*WHAT IS REQUIRED*: Return each line holding the string "Beautiful".
____
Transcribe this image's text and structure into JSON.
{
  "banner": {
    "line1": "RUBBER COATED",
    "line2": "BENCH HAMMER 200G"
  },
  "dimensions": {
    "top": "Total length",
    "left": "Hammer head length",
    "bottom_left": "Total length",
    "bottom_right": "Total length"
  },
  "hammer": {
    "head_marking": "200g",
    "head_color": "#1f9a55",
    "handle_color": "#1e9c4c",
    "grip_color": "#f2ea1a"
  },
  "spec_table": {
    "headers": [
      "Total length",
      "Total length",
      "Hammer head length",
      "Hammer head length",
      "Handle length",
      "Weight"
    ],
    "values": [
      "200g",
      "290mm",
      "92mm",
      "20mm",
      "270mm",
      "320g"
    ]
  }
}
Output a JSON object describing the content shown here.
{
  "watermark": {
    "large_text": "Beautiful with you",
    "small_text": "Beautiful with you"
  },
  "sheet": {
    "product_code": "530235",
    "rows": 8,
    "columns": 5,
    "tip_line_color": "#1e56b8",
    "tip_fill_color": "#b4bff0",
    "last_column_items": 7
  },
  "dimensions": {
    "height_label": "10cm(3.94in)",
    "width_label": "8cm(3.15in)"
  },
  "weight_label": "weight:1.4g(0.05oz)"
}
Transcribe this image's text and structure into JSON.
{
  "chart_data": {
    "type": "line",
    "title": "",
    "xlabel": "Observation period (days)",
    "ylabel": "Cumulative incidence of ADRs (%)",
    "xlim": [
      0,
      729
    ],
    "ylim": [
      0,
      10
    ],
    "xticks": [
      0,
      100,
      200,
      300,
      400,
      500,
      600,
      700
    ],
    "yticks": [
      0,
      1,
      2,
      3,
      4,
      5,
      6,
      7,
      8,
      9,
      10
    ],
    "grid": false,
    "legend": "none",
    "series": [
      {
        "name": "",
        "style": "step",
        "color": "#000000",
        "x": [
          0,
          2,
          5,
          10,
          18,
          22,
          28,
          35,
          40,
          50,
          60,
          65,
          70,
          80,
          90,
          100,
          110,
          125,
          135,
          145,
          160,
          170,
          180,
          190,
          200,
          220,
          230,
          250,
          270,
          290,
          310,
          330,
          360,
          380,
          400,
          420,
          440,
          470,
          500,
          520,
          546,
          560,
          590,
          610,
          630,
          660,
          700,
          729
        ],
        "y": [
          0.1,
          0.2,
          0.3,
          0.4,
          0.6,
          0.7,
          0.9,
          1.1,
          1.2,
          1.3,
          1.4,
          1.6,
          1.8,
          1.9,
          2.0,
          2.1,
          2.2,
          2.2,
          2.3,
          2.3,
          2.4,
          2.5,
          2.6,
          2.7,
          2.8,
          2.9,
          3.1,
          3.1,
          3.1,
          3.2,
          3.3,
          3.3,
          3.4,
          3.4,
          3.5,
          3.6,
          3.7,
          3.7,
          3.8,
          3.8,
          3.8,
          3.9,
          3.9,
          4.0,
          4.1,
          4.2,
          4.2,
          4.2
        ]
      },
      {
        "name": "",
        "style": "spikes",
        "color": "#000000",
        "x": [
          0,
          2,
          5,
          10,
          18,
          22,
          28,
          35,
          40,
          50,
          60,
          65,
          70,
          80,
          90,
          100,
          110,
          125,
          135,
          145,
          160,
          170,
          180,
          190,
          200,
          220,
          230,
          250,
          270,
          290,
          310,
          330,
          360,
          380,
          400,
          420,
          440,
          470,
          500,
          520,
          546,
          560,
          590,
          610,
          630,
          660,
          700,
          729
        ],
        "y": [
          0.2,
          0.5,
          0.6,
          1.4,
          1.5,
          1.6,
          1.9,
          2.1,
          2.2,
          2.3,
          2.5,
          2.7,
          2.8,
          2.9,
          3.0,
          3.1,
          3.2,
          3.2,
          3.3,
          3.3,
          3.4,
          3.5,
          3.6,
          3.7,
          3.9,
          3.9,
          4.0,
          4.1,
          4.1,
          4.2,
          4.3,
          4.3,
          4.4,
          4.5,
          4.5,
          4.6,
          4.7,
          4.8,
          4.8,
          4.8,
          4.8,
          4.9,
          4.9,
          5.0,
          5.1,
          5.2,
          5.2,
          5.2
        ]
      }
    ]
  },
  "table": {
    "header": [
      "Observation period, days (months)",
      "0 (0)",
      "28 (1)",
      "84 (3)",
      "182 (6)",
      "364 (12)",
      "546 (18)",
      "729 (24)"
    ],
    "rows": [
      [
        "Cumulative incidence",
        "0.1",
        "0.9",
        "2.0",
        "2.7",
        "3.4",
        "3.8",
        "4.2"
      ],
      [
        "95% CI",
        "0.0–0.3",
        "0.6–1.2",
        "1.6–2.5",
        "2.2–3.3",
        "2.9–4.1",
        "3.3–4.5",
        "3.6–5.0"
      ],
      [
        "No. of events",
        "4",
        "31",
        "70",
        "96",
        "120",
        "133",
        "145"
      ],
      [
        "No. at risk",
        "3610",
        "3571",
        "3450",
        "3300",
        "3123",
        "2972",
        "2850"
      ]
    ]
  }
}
____
*REPLY TO THE TASK*:
    "large_text": "Beautiful with you",
    "small_text": "Beautiful with you"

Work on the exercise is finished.